WHAT IS EXPECTED = Can you reproduce the data beneath, keeping every line exact?

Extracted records
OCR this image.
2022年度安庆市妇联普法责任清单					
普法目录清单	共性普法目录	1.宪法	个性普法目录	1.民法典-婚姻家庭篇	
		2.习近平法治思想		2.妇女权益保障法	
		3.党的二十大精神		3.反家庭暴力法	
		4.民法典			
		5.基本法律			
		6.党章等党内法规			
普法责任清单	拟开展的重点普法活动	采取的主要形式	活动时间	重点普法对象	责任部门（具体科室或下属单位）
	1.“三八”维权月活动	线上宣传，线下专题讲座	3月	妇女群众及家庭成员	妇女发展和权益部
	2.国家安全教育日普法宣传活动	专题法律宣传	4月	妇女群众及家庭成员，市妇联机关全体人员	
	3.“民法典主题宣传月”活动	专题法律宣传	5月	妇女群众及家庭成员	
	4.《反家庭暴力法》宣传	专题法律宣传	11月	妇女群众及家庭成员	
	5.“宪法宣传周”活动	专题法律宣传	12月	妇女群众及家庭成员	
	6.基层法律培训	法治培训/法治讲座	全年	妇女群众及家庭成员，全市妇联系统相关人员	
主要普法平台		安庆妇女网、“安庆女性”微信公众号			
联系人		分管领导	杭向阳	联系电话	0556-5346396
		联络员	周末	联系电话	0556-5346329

SOLUTION FOR THIS TASK =
OCR this image.
2022年度安庆市妇联普法责任清单					
普法目录清单	共性普法目录	1.宪法	个性普法目录	1.民法典-婚姻家庭篇	
		2.习近平法治思想		2.妇女权益保障法	
		3.党的二十大精神		3.反家庭暴力法	
		4.民法典			
		5.基本法律			
		6.党章等党内法规			
普法责任清单	拟开展的重点普法活动	采取的主要形式	活动时间	重点普法对象	责任部门（具体科室或下属单位）
	1.“三八”维权月活动	线上宣传，线下专题讲座	3月	妇女群众及家庭成员	妇女发展和权益部
	2.国家安全教育日普法宣传活动	专题法律宣传	4月	妇女群众及家庭成员，市妇联机关全体人员	
	3.“民法典主题宣传月”活动	专题法律宣传	5月	妇女群众及家庭成员	
	4.《反家庭暴力法》宣传	专题法律宣传	11月	妇女群众及家庭成员	
	5.“宪法宣传周”活动	专题法律宣传	12月	妇女群众及家庭成员	
	6.基层法律培训	法治培训/法治讲座	全年	妇女群众及家庭成员，全市妇联系统相关人员	
主要普法平台		安庆妇女网、“安庆女性”微信公众号			
联系人		分管领导	杭向阳	联系电话	0556-5346396
		联络员	周末	联系电话	0556-5346329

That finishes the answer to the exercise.